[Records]

+===+

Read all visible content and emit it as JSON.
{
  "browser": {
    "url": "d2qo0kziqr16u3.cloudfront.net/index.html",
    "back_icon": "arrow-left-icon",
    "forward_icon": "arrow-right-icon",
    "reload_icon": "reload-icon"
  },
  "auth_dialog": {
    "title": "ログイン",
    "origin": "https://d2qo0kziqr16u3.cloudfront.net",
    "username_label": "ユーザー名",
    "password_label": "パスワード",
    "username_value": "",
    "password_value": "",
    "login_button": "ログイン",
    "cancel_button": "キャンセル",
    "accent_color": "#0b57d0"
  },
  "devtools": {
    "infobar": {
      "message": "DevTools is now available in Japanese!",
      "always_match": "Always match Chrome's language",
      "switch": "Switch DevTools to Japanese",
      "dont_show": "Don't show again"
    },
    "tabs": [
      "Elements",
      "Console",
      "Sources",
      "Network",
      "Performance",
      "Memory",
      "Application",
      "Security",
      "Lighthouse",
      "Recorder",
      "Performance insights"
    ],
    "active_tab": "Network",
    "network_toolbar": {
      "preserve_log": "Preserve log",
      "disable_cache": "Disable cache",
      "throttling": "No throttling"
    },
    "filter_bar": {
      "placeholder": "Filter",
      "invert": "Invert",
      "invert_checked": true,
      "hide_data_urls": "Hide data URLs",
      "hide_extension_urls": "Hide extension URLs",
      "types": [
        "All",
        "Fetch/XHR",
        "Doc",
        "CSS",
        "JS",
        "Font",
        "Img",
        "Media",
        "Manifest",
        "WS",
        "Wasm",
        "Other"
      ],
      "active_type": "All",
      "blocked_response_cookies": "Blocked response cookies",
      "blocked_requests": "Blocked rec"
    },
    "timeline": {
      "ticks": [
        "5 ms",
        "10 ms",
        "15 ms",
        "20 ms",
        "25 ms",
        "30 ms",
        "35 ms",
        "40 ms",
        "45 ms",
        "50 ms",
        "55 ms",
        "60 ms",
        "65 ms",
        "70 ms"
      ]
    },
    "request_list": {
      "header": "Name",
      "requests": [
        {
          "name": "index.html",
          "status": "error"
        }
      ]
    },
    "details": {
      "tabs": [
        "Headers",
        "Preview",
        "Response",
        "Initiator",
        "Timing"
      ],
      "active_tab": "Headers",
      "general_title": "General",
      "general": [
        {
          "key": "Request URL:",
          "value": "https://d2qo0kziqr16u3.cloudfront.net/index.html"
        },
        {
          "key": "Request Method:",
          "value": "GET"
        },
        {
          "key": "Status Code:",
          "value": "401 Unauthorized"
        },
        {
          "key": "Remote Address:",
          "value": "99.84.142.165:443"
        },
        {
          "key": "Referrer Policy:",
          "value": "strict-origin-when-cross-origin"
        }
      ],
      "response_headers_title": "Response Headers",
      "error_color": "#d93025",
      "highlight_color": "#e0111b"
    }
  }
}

+===+

**Exercise task**
Find the word "Performance" in the entries, and copy every line it shows up in.

**Completed task**
      "Performance",
      "Performance insights"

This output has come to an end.